**Work required:**
Retype the data below without altering anything.

**Exercise inputs:**
::::

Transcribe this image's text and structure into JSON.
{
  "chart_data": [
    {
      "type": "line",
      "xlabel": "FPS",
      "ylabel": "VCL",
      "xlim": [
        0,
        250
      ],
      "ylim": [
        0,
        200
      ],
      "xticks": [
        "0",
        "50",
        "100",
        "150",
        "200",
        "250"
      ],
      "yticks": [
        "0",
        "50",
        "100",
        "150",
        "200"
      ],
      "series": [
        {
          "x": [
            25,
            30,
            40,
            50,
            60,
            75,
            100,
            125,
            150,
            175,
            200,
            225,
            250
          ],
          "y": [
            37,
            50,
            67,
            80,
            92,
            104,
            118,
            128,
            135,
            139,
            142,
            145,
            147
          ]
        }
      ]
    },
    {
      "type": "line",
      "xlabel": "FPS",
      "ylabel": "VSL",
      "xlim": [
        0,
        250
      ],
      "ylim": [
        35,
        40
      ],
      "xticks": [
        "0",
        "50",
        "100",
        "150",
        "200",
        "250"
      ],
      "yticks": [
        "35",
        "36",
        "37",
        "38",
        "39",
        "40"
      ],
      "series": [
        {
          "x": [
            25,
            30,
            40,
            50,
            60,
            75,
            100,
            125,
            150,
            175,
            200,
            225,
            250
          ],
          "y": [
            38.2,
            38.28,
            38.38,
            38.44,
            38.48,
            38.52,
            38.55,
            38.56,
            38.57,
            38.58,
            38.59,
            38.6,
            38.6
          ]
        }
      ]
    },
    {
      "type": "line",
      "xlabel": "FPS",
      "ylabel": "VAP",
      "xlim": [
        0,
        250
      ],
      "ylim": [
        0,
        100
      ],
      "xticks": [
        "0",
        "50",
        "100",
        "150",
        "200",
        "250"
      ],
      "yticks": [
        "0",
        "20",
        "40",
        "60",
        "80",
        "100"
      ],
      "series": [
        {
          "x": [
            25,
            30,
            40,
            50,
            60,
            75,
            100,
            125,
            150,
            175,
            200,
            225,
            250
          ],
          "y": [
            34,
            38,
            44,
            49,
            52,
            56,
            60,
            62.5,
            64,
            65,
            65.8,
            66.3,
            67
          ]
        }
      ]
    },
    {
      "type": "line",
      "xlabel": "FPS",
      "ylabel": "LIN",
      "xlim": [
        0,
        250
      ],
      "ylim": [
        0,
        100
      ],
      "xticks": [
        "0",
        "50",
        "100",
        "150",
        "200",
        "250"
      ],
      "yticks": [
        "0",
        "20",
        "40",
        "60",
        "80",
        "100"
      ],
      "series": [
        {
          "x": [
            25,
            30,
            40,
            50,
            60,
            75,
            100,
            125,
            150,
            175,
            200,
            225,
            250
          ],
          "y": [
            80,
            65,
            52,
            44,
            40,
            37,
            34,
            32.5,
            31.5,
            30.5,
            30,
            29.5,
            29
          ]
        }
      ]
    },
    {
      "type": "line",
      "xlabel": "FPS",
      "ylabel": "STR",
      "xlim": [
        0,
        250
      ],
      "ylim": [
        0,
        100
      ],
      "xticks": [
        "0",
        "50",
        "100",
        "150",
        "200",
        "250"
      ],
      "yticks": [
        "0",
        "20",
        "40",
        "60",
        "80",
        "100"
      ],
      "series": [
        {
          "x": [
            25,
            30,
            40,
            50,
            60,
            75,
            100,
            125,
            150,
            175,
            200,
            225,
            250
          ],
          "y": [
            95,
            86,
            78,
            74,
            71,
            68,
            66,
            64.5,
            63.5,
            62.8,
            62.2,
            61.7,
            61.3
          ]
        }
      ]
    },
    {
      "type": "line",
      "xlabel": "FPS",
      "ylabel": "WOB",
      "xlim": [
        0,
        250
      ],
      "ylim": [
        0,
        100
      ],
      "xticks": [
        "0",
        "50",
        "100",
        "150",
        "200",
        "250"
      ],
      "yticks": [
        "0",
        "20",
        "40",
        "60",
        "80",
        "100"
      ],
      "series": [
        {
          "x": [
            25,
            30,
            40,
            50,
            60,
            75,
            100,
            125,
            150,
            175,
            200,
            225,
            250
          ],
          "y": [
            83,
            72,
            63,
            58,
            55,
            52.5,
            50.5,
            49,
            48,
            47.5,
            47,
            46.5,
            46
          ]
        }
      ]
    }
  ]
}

::::

**The reply:**
Transcribe this image's text and structure into JSON.
{
  "chart_data": [
    {
      "type": "line",
      "xlabel": "FPS",
      "ylabel": "VCL",
      "xlim": [
        0,
        250
      ],
      "ylim": [
        0,
        200
      ],
      "xticks": [
        "0",
        "50",
        "100",
        "150",
        "200",
        "250"
      ],
      "yticks": [
        "0",
        "50",
        "100",
        "150",
        "200"
      ],
      "series": [
        {
          "x": [
            25,
            30,
            40,
            50,
            60,
            75,
            100,
            125,
            150,
            175,
            200,
            225,
            250
          ],
          "y": [
            37,
            50,
            67,
            80,
            92,
            104,
            118,
            128,
            135,
            139,
            142,
            145,
            147
          ]
        }
      ]
    },
    {
      "type": "line",
      "xlabel": "FPS",
      "ylabel": "VSL",
      "xlim": [
        0,
        250
      ],
      "ylim": [
        35,
        40
      ],
      "xticks": [
        "0",
        "50",
        "100",
        "150",
        "200",
        "250"
      ],
      "yticks": [
        "35",
        "36",
        "37",
        "38",
        "39",
        "40"
      ],
      "series": [
        {
          "x": [
            25,
            30,
            40,
            50,
            60,
            75,
            100,
            125,
            150,
            175,
            200,
            225,
            250
          ],
          "y": [
            38.2,
            38.28,
            38.38,
            38.44,
            38.48,
            38.52,
            38.55,
            38.56,
            38.57,
            38.58,
            38.59,
            38.6,
            38.6
          ]
        }
      ]
    },
    {
      "type": "line",
      "xlabel": "FPS",
      "ylabel": "VAP",
      "xlim": [
        0,
        250
      ],
      "ylim": [
        0,
        100
      ],
      "xticks": [
        "0",
        "50",
        "100",
        "150",
        "200",
        "250"
      ],
      "yticks": [
        "0",
        "20",
        "40",
        "60",
        "80",
        "100"
      ],
      "series": [
        {
          "x": [
            25,
            30,
            40,
            50,
            60,
            75,
            100,
            125,
            150,
            175,
            200,
            225,
            250
          ],
          "y": [
            34,
            38,
            44,
            49,
            52,
            56,
            60,
            62.5,
            64,
            65,
            65.8,
            66.3,
            67
          ]
        }
      ]
    },
    {
      "type": "line",
      "xlabel": "FPS",
      "ylabel": "LIN",
      "xlim": [
        0,
        250
      ],
      "ylim": [
        0,
        100
      ],
      "xticks": [
        "0",
        "50",
        "100",
        "150",
        "200",
        "250"
      ],
      "yticks": [
        "0",
        "20",
        "40",
        "60",
        "80",
        "100"
      ],
      "series": [
        {
          "x": [
            25,
            30,
            40,
            50,
            60,
            75,
            100,
            125,
            150,
            175,
            200,
            225,
            250
          ],
          "y": [
            80,
            65,
            52,
            44,
            40,
            37,
            34,
            32.5,
            31.5,
            30.5,
            30,
            29.5,
            29
          ]
        }
      ]
    },
    {
      "type": "line",
      "xlabel": "FPS",
      "ylabel": "STR",
      "xlim": [
        0,
        250
      ],
      "ylim": [
        0,
        100
      ],
      "xticks": [
        "0",
        "50",
        "100",
        "150",
        "200",
        "250"
      ],
      "yticks": [
        "0",
        "20",
        "40",
        "60",
        "80",
        "100"
      ],
      "series": [
        {
          "x": [
            25,
            30,
            40,
            50,
            60,
            75,
            100,
            125,
            150,
            175,
            200,
            225,
            250
          ],
          "y": [
            95,
            86,
            78,
            74,
            71,
            68,
            66,
            64.5,
            63.5,
            62.8,
            62.2,
            61.7,
            61.3
          ]
        }
      ]
    },
    {
      "type": "line",
      "xlabel": "FPS",
      "ylabel": "WOB",
      "xlim": [
        0,
        250
      ],
      "ylim": [
        0,
        100
      ],
      "xticks": [
        "0",
        "50",
        "100",
        "150",
        "200",
        "250"
      ],
      "yticks": [
        "0",
        "20",
        "40",
        "60",
        "80",
        "100"
      ],
      "series": [
        {
          "x": [
            25,
            30,
            40,
            50,
            60,
            75,
            100,
            125,
            150,
            175,
            200,
            225,
            250
          ],
          "y": [
            83,
            72,
            63,
            58,
            55,
            52.5,
            50.5,
            49,
            48,
            47.5,
            47,
            46.5,
            46
          ]
        }
      ]
    }
  ]
}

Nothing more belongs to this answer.